• _Problem_
Will you write out the data exactly, excluding every picture?

Begin Stored rows

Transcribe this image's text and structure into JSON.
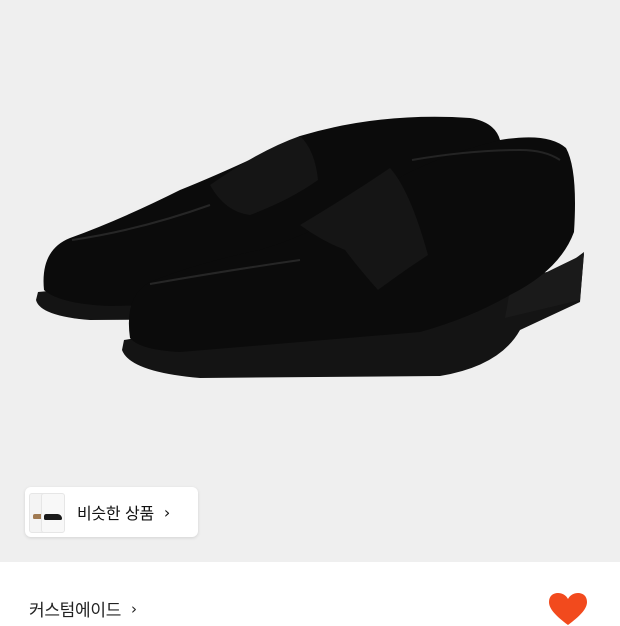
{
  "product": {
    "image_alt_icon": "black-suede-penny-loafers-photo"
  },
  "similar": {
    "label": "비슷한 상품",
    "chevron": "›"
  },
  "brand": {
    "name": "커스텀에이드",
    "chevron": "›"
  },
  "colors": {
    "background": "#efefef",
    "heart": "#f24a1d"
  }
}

End Stored rows

• _Final result_
Transcribe this image's text and structure into JSON.
{
  "product": {
    "image_alt_icon": "black-suede-penny-loafers-photo"
  },
  "similar": {
    "label": "비슷한 상품",
    "chevron": "›"
  },
  "brand": {
    "name": "커스텀에이드",
    "chevron": "›"
  },
  "colors": {
    "background": "#efefef",
    "heart": "#f24a1d"
  }
}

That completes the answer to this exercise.